# [EXERCISE TASK]
Collect from the data below each line with "content".
○ ○ ○ ○ ○
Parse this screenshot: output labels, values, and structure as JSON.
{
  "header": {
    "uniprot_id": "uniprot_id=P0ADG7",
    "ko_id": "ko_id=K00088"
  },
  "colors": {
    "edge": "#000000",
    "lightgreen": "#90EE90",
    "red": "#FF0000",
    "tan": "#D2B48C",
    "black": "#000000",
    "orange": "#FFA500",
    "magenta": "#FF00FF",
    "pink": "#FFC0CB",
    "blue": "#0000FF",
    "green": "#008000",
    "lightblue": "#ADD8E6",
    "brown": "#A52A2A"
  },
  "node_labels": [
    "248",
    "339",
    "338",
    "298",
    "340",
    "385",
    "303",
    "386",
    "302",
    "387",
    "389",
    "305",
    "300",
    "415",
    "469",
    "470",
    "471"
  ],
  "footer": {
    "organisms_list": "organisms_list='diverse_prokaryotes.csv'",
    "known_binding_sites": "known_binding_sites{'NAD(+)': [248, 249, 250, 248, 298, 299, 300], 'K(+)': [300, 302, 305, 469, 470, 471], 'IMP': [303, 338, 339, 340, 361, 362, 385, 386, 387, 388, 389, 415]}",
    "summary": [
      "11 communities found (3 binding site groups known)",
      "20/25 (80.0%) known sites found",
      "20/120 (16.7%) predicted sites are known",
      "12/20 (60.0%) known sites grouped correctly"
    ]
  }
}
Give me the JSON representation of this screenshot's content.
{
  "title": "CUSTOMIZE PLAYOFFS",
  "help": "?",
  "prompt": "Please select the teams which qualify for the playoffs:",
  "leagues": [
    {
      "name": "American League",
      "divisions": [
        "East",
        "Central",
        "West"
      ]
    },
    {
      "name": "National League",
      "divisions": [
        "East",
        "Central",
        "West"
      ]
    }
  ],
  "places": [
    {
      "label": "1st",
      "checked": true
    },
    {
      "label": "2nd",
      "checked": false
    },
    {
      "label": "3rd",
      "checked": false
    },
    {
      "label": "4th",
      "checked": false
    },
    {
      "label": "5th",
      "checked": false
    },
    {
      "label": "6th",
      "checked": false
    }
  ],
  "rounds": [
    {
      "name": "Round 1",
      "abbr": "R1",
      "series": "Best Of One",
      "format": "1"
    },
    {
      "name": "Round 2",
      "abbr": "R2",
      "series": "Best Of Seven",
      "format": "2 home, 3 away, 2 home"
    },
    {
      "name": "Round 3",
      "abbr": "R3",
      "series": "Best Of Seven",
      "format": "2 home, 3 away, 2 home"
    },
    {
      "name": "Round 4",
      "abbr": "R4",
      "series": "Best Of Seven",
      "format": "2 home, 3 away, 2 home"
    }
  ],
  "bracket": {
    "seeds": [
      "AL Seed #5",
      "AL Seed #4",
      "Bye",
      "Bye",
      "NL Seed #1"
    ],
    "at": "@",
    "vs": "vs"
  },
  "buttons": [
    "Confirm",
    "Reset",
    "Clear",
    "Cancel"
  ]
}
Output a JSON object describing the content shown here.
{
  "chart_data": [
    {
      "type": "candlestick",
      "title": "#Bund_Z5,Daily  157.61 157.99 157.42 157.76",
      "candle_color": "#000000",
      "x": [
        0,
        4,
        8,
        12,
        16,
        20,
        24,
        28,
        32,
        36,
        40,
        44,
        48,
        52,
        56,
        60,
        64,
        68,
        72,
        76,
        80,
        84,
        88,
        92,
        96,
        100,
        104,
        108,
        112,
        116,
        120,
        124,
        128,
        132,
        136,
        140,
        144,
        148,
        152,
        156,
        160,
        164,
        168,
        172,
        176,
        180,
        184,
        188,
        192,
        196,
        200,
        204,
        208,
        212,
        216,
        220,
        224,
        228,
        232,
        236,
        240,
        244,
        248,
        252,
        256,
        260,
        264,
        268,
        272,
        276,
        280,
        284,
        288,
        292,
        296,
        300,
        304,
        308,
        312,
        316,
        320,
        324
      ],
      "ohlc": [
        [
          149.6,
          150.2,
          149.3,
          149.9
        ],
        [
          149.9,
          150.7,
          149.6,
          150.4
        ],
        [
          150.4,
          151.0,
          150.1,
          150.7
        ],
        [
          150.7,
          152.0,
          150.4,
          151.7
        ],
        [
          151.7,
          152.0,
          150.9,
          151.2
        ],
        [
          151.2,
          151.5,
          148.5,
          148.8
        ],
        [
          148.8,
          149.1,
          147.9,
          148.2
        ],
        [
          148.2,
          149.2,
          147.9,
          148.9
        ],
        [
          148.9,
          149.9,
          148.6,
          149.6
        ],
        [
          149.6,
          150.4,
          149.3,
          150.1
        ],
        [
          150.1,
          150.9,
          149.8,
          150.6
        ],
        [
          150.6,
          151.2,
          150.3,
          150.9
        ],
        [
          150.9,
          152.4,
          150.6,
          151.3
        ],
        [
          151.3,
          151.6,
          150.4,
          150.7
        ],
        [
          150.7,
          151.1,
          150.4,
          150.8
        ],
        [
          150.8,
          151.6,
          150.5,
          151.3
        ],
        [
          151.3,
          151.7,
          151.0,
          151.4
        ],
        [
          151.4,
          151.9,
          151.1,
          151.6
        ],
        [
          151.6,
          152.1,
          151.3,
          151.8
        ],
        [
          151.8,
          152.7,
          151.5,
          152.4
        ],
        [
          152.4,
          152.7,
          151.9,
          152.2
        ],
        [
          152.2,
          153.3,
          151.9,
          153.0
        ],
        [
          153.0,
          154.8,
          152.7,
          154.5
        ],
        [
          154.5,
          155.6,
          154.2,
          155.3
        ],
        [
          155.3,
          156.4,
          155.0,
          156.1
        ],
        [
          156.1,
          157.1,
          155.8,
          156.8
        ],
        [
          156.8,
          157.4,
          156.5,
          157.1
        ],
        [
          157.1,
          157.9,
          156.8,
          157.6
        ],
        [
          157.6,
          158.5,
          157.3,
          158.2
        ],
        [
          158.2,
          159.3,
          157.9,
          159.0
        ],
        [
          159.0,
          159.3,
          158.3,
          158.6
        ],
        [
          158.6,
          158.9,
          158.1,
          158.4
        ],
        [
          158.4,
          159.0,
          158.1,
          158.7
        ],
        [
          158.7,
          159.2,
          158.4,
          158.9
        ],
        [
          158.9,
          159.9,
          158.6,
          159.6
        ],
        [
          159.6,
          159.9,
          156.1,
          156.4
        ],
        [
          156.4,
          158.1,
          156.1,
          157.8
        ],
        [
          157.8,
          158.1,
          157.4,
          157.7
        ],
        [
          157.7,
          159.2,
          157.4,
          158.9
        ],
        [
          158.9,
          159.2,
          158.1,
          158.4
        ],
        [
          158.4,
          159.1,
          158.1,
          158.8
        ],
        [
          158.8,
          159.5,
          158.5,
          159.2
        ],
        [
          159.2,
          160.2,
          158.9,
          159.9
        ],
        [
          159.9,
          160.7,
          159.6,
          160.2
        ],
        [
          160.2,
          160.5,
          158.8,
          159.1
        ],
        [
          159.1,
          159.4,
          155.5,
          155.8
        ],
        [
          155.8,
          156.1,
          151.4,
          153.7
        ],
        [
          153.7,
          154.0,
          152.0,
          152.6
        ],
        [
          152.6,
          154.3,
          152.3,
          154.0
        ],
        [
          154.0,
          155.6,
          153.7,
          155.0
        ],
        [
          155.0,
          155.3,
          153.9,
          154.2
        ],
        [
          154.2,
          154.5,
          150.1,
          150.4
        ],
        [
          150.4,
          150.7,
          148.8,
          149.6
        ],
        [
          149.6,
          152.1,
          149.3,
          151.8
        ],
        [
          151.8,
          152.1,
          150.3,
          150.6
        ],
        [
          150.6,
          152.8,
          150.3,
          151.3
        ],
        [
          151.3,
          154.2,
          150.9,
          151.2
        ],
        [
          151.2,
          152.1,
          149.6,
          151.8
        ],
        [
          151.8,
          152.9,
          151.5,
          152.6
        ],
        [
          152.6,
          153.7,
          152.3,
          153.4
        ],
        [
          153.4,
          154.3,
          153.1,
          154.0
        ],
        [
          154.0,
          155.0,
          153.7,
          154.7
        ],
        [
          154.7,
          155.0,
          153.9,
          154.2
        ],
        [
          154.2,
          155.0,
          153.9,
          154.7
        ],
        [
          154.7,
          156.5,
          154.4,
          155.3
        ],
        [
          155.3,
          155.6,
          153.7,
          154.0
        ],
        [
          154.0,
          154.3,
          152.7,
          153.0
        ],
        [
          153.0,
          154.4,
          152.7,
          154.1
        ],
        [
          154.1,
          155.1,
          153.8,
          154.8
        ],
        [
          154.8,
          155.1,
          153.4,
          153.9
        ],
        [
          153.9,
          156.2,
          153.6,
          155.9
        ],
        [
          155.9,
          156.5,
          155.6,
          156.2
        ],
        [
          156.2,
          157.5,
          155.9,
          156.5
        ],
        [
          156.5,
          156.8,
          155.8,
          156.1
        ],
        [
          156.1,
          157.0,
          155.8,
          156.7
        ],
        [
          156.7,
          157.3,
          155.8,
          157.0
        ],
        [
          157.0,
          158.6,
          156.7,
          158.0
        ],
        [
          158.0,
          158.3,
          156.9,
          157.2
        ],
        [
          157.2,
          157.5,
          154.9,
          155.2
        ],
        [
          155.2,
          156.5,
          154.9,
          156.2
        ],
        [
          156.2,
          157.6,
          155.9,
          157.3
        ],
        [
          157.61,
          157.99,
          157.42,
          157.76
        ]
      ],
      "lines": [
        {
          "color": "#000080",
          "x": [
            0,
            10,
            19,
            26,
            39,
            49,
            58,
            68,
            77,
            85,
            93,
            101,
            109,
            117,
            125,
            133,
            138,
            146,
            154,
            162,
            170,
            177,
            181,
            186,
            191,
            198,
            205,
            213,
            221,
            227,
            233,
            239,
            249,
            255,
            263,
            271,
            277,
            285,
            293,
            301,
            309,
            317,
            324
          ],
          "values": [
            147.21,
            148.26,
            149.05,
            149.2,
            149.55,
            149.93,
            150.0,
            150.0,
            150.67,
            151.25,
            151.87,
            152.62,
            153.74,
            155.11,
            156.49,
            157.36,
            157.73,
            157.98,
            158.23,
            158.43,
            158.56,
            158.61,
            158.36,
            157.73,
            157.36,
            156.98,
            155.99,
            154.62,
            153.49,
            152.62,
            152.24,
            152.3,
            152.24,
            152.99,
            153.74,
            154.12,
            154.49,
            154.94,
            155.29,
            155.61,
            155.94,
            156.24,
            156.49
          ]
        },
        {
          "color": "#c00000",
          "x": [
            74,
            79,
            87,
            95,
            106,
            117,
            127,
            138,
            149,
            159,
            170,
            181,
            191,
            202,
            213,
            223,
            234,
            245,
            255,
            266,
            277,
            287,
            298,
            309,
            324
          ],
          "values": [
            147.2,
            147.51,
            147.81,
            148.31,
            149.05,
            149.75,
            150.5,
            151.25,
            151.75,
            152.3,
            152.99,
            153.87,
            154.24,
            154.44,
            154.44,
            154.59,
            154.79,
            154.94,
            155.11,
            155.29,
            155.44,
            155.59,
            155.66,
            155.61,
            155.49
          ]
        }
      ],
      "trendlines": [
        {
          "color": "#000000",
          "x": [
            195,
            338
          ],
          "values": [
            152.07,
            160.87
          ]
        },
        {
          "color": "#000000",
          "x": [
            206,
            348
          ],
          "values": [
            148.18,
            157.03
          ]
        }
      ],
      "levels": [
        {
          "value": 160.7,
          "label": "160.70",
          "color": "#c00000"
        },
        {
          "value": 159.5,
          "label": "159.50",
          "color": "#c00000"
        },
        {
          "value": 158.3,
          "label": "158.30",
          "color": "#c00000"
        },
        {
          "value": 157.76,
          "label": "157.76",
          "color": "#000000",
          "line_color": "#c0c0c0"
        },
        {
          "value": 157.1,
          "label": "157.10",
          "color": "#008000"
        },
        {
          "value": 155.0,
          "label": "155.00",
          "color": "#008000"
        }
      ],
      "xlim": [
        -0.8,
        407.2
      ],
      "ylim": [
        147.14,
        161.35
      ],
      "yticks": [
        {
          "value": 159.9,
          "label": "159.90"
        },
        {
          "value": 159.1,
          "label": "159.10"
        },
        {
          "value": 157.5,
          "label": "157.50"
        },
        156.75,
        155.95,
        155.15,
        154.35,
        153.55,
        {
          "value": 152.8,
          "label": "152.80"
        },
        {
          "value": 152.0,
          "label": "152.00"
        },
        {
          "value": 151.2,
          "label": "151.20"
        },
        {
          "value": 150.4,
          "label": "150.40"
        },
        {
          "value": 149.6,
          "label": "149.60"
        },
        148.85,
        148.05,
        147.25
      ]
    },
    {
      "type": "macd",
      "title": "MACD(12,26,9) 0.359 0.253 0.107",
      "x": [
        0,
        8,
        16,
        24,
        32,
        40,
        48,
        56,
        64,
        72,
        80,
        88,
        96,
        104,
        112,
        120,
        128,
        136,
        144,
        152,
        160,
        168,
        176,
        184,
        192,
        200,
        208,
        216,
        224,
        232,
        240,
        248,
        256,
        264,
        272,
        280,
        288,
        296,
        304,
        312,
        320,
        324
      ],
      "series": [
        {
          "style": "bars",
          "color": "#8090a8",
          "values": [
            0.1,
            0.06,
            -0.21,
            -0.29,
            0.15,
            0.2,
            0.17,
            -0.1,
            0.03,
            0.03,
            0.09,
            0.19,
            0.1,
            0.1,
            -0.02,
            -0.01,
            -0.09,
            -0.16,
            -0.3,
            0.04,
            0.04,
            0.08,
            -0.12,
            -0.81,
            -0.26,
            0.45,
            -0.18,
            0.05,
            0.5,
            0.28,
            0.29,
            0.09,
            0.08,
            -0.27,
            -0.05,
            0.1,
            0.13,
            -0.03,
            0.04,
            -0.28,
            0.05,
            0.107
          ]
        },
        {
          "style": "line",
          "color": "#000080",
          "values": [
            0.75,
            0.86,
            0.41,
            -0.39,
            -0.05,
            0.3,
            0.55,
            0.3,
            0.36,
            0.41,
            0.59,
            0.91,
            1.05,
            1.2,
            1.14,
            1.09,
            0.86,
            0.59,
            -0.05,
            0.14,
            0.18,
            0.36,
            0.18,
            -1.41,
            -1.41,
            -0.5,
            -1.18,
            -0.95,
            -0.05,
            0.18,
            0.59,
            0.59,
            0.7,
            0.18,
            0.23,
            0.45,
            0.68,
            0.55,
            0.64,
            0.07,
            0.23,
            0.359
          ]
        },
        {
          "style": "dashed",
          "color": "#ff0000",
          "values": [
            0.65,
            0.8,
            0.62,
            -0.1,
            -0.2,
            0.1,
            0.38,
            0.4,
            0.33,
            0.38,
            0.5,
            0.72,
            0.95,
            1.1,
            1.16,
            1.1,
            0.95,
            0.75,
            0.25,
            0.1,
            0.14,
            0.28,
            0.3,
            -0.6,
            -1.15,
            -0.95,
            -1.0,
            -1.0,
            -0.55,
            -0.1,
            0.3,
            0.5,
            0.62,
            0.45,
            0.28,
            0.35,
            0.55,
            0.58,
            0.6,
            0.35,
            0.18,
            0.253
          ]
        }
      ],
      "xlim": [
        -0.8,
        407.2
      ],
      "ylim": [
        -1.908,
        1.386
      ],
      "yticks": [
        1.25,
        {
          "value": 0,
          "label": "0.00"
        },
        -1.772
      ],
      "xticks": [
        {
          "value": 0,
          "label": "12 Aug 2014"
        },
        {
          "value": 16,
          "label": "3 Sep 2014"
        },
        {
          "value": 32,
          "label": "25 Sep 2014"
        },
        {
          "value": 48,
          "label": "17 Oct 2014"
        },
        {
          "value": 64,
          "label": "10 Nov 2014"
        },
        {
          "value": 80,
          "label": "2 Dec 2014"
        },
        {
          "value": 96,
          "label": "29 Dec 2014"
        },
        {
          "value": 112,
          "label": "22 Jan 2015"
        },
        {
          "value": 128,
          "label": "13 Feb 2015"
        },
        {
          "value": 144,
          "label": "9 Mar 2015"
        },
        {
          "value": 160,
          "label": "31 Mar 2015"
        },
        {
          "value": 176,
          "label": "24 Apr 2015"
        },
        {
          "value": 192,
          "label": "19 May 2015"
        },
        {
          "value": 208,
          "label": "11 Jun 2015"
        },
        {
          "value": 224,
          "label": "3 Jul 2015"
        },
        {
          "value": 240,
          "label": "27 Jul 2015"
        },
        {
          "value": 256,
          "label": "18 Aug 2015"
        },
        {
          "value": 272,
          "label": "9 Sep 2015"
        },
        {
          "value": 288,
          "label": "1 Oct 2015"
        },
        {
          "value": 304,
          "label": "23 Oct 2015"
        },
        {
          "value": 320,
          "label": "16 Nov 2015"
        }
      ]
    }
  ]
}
○ ○ ○ ○ ○
# [RESPONSE FOR THIS EXERCISE]
Give me the JSON representation of this screenshot's content.
Output a JSON object describing the content shown here.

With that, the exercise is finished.